+++ Page extract

The tablet market is getting interesting. After being dominated by Apple’s iPad for more than a year, new Android, BlackBerry, and HP tablets are debuting this summer. With a slick user interface and the promise of ultraportability these mobile computers make many business owners wonder if they can ditch a traditional laptop for use on the move. So which is the best portable computer for you?
Pros: Tablets are lightweight and portable, and many offer constant connectivity via 3G or 4G cellular networks. Like smartphones, they awake from sleep instantly at the touch of a button and keep your data updated in the background.
Cons: Mobile operating systems don’t offer the same level of functionality as desktop operating systems. While there are many apps that parallel the software you’re used to, they don’t always format well.
We recommend: ASUS Eee Pad Transformer; $399 (Tablet); $149 (Dock).
Pros: Netbooks generally have 10-inch screens and weigh less than 3 pounds, making them perfect for portability. Most new netbooks run Windows 7 and cost $400 or less, so you won’t need to buy new software or apps, and you know they’ll work the same as on your desktop.
Cons: Because of the low-power Intel Atom processors inside, netbooks are not as powerful as full-size laptops. Their keyboards tend to be smaller, and they don’t have many ports, either.
We recommend: Samsung NF310; $399
Traditional ultraportable laptops
Pros: Just as with netbooks, an ultraportable laptop will run a full-fledged OS and the software you’re used to. Plus, you get business-centric features such as fingerprint readers and eSATA ports for accessing external storage at higher speeds than with traditional USB ports. Ultraportables weigh as little as 3 pounds and can be super thin, so they won’t weigh you down like full-sized laptops.
Cons: Though thin and light, ultraportable computers aren’t easy to break out when you’re standing in line, waiting for a train, or hunkering down in a tight space.
We recommend: Lenovo ThinkPad Edge E220s; $858.30.

++++++

» **Problems and tasks**
(1) From the portable computer comparison, print the stretch from "Cons: Because of" through "many ports, either.".
(2) Summarize the portable computer comparison in two sentences.

+++ Supplied records

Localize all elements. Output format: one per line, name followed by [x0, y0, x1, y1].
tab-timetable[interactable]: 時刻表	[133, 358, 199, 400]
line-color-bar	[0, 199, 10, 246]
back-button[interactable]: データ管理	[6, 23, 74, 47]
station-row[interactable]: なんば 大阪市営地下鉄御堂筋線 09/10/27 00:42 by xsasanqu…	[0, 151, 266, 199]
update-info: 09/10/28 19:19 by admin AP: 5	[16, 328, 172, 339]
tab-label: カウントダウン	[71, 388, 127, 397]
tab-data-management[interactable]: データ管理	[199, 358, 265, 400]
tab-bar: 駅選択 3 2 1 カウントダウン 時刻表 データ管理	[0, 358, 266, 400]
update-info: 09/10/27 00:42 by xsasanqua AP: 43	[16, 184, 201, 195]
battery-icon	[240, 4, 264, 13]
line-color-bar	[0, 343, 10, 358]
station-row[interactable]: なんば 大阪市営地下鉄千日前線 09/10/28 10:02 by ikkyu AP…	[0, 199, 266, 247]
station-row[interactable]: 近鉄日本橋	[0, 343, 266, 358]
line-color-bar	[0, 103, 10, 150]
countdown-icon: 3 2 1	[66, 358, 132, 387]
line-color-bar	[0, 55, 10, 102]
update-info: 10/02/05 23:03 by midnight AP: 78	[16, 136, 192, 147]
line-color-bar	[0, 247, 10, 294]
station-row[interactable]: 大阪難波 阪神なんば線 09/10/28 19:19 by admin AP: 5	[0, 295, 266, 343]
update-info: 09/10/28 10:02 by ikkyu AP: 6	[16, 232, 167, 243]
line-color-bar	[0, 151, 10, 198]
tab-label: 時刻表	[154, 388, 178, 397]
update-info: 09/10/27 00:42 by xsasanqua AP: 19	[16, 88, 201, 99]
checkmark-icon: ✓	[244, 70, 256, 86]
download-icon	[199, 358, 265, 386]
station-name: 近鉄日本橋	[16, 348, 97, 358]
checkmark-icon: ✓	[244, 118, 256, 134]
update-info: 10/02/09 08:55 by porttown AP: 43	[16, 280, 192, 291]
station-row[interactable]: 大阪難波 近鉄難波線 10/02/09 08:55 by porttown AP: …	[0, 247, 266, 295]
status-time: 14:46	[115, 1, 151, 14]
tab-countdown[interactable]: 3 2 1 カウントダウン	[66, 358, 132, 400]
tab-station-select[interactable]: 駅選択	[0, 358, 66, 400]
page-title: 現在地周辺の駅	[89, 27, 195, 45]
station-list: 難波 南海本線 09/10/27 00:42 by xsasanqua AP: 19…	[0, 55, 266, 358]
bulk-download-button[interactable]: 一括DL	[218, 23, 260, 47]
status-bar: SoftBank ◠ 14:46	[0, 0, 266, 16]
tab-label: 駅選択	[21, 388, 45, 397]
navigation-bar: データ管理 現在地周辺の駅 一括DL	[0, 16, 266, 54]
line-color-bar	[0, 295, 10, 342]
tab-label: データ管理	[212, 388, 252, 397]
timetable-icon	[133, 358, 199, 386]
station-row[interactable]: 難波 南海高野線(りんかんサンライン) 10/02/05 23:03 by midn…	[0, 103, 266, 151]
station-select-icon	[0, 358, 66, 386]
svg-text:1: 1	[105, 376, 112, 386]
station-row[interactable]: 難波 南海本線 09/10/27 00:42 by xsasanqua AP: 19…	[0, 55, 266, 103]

++++++

» **Task-by-task solutions**
(1)
Cons: Because of the low-power Intel Atom processors inside, netbooks are not as powerful as full-size laptops. Their keyboards tend to be smaller, and they don’t have many ports, either.

(2) After more than a year of iPad dominance, new Android, BlackBerry, and HP tablets are debuting, and many business owners wonder if a tablet can replace a laptop on the move. Tablets are lightweight and constantly connected but run less functional mobile operating systems, netbooks run Windows 7 for $400 or less but are less powerful, and ultraportable laptops offer a full OS and business features but aren't easy to use in tight spaces.